→ Directive:
Filter the entries, keeping every line with the word "this".

Saved entries

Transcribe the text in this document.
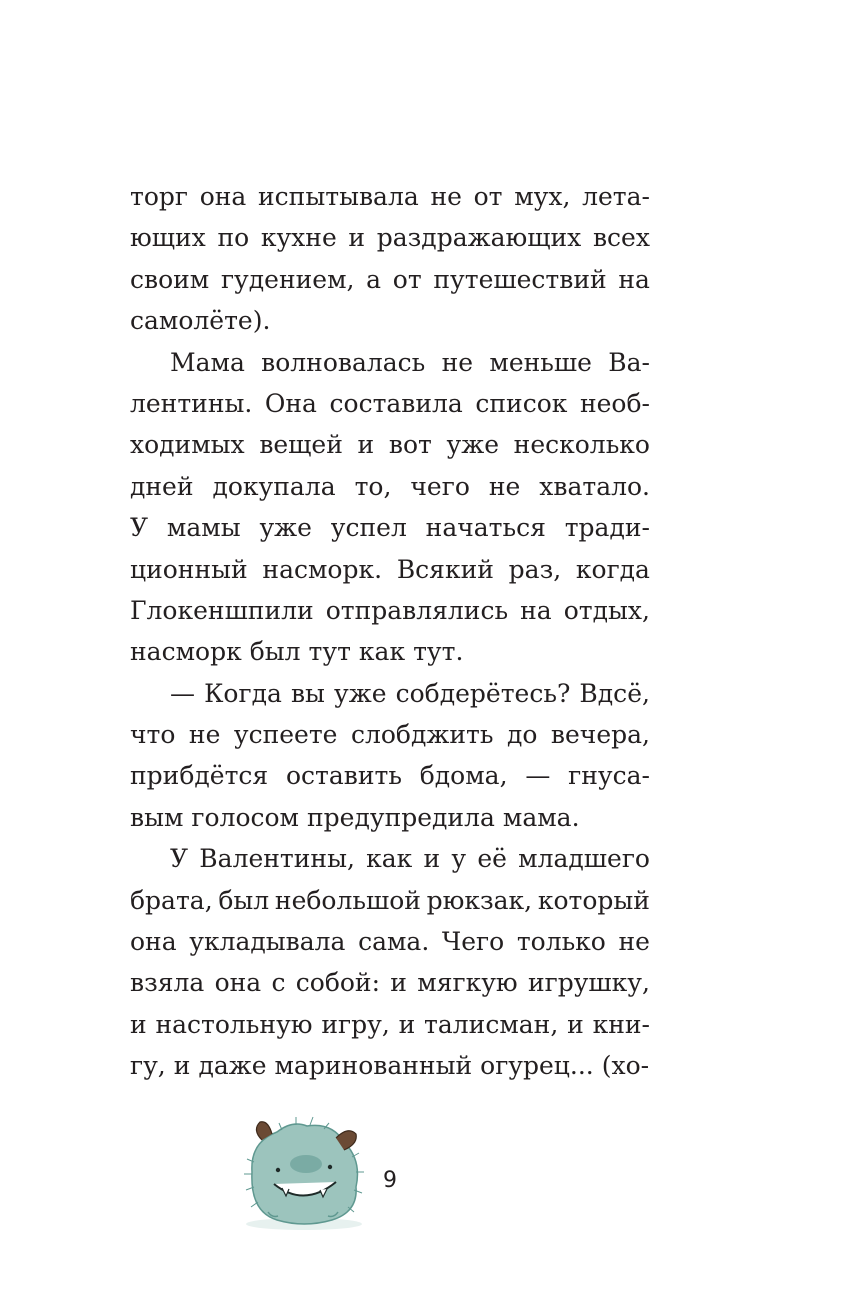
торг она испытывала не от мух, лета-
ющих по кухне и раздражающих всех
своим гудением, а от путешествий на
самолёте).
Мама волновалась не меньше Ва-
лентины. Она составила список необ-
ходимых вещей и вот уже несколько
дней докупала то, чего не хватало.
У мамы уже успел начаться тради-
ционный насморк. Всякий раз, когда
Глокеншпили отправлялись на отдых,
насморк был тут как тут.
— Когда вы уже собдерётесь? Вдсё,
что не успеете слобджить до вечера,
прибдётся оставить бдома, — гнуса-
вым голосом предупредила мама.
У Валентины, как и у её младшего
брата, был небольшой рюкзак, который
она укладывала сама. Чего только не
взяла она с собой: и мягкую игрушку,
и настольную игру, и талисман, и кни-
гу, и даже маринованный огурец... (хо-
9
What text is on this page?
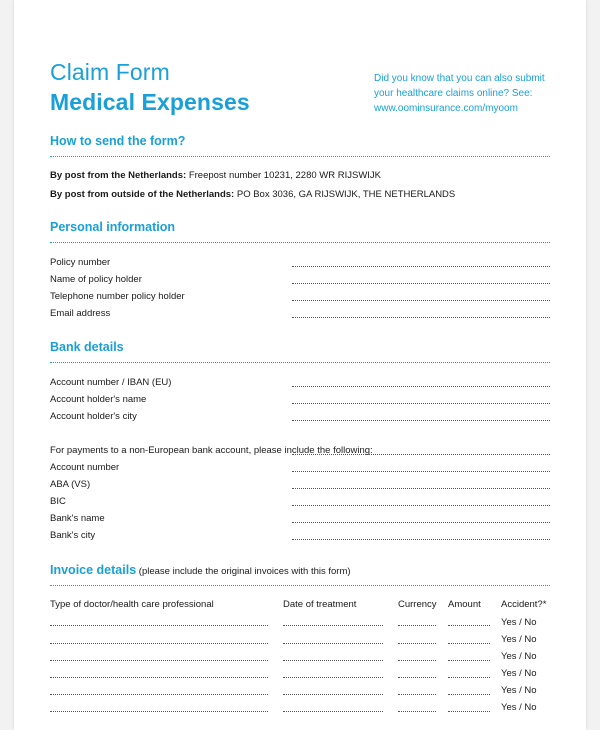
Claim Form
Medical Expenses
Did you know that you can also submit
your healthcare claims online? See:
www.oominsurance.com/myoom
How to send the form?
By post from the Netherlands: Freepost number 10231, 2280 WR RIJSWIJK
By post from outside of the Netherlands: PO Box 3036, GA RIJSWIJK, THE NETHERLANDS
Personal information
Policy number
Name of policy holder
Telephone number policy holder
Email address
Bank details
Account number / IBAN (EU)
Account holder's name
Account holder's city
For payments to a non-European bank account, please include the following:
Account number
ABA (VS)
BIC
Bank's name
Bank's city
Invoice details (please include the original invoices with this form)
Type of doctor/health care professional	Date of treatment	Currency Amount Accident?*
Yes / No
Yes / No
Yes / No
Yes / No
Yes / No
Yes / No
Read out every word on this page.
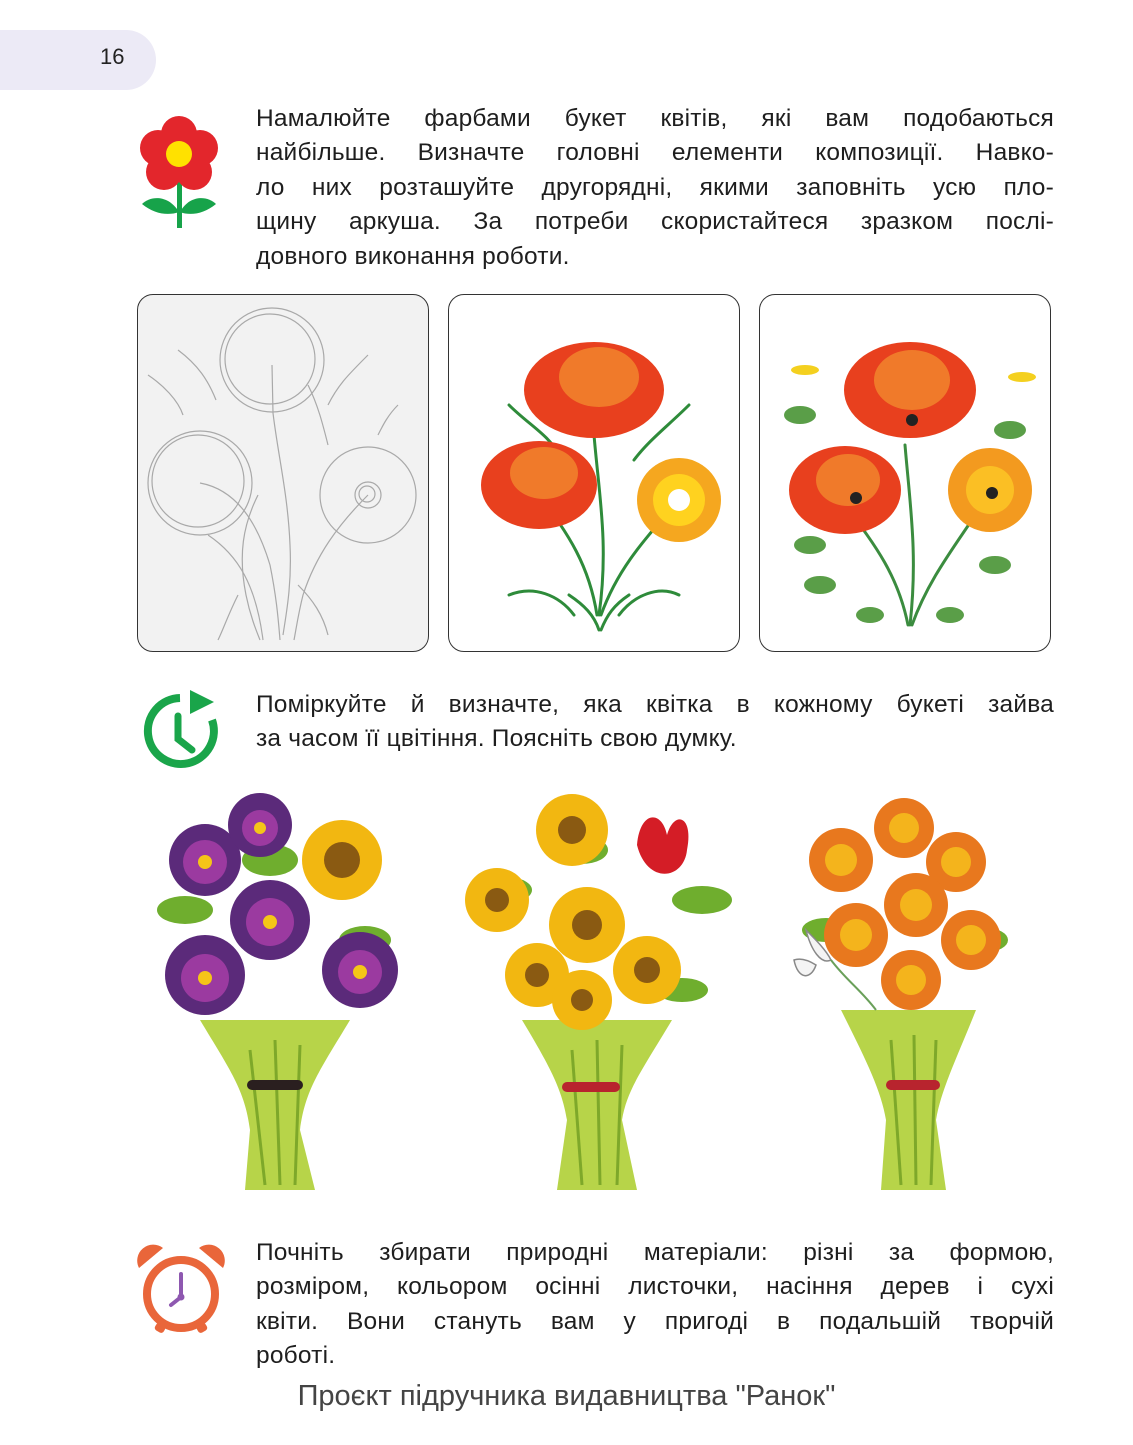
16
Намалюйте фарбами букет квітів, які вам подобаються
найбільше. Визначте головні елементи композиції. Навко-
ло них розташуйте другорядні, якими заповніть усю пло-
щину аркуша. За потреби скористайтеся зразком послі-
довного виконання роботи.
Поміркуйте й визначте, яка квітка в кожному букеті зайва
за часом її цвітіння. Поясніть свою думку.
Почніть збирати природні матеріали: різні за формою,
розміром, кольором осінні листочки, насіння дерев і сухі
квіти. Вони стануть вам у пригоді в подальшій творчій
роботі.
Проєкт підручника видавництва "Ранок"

→ Answer for the task:
Transcribe the text in this document.
What text is on this page?
Invoice details (please include the original invoices with this form)
Read out every word on this page.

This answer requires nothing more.